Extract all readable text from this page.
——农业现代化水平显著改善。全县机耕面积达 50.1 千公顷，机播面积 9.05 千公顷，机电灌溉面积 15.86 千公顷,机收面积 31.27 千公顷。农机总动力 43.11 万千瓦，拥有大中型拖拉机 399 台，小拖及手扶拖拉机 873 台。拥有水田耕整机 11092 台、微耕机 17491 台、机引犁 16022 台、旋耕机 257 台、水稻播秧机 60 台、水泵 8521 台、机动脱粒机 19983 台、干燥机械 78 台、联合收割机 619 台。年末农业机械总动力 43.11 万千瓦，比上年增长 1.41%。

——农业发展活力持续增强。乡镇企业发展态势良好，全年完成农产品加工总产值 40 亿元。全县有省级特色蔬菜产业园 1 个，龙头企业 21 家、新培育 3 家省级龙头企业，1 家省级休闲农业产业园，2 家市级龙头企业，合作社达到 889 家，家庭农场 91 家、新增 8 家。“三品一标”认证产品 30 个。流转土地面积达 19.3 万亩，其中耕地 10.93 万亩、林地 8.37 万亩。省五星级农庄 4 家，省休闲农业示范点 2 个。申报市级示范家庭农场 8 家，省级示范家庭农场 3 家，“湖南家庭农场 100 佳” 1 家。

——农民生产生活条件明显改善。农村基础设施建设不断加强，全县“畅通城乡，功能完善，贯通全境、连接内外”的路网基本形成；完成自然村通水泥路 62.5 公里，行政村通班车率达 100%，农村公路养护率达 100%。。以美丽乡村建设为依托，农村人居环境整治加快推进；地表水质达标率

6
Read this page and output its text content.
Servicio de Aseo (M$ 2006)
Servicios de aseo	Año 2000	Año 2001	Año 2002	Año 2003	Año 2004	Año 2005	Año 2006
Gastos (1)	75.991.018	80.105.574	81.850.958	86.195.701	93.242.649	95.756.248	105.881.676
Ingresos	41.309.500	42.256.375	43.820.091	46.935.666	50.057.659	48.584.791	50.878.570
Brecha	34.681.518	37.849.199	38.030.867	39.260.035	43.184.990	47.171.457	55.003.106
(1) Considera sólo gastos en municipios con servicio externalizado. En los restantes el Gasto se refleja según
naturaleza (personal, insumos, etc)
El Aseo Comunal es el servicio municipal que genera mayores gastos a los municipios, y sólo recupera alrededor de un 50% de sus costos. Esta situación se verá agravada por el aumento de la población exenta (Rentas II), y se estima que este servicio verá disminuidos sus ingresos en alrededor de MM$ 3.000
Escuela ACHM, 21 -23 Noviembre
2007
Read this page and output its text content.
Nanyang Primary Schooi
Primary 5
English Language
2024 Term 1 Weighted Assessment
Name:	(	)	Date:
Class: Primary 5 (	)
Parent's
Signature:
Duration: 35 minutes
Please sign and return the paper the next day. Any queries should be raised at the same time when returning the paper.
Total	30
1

* * * *

* _TASK_
Provide an exact reproduction of all the entries shown above.

* _RESULT_
Extract all readable text from this page.
——农业现代化水平显著改善。全县机耕面积达 50.1 千公顷，机播面积 9.05 千公顷，机电灌溉面积 15.86 千公顷,机收面积 31.27 千公顷。农机总动力 43.11 万千瓦，拥有大中型拖拉机 399 台，小拖及手扶拖拉机 873 台。拥有水田耕整机 11092 台、微耕机 17491 台、机引犁 16022 台、旋耕机 257 台、水稻播秧机 60 台、水泵 8521 台、机动脱粒机 19983 台、干燥机械 78 台、联合收割机 619 台。年末农业机械总动力 43.11 万千瓦，比上年增长 1.41%。

——农业发展活力持续增强。乡镇企业发展态势良好，全年完成农产品加工总产值 40 亿元。全县有省级特色蔬菜产业园 1 个，龙头企业 21 家、新培育 3 家省级龙头企业，1 家省级休闲农业产业园，2 家市级龙头企业，合作社达到 889 家，家庭农场 91 家、新增 8 家。“三品一标”认证产品 30 个。流转土地面积达 19.3 万亩，其中耕地 10.93 万亩、林地 8.37 万亩。省五星级农庄 4 家，省休闲农业示范点 2 个。申报市级示范家庭农场 8 家，省级示范家庭农场 3 家，“湖南家庭农场 100 佳” 1 家。

——农民生产生活条件明显改善。农村基础设施建设不断加强，全县“畅通城乡，功能完善，贯通全境、连接内外”的路网基本形成；完成自然村通水泥路 62.5 公里，行政村通班车率达 100%，农村公路养护率达 100%。。以美丽乡村建设为依托，农村人居环境整治加快推进；地表水质达标率

6
Read this page and output its text content.
Servicio de Aseo (M$ 2006)
Servicios de aseo	Año 2000	Año 2001	Año 2002	Año 2003	Año 2004	Año 2005	Año 2006
Gastos (1)	75.991.018	80.105.574	81.850.958	86.195.701	93.242.649	95.756.248	105.881.676
Ingresos	41.309.500	42.256.375	43.820.091	46.935.666	50.057.659	48.584.791	50.878.570
Brecha	34.681.518	37.849.199	38.030.867	39.260.035	43.184.990	47.171.457	55.003.106
(1) Considera sólo gastos en municipios con servicio externalizado. En los restantes el Gasto se refleja según
naturaleza (personal, insumos, etc)
El Aseo Comunal es el servicio municipal que genera mayores gastos a los municipios, y sólo recupera alrededor de un 50% de sus costos. Esta situación se verá agravada por el aumento de la población exenta (Rentas II), y se estima que este servicio verá disminuidos sus ingresos en alrededor de MM$ 3.000
Escuela ACHM, 21 -23 Noviembre
2007
Read this page and output its text content.
Nanyang Primary Schooi
Primary 5
English Language
2024 Term 1 Weighted Assessment
Name:	(	)	Date:
Class: Primary 5 (	)
Parent's
Signature:
Duration: 35 minutes
Please sign and return the paper the next day. Any queries should be raised at the same time when returning the paper.
Total	30
1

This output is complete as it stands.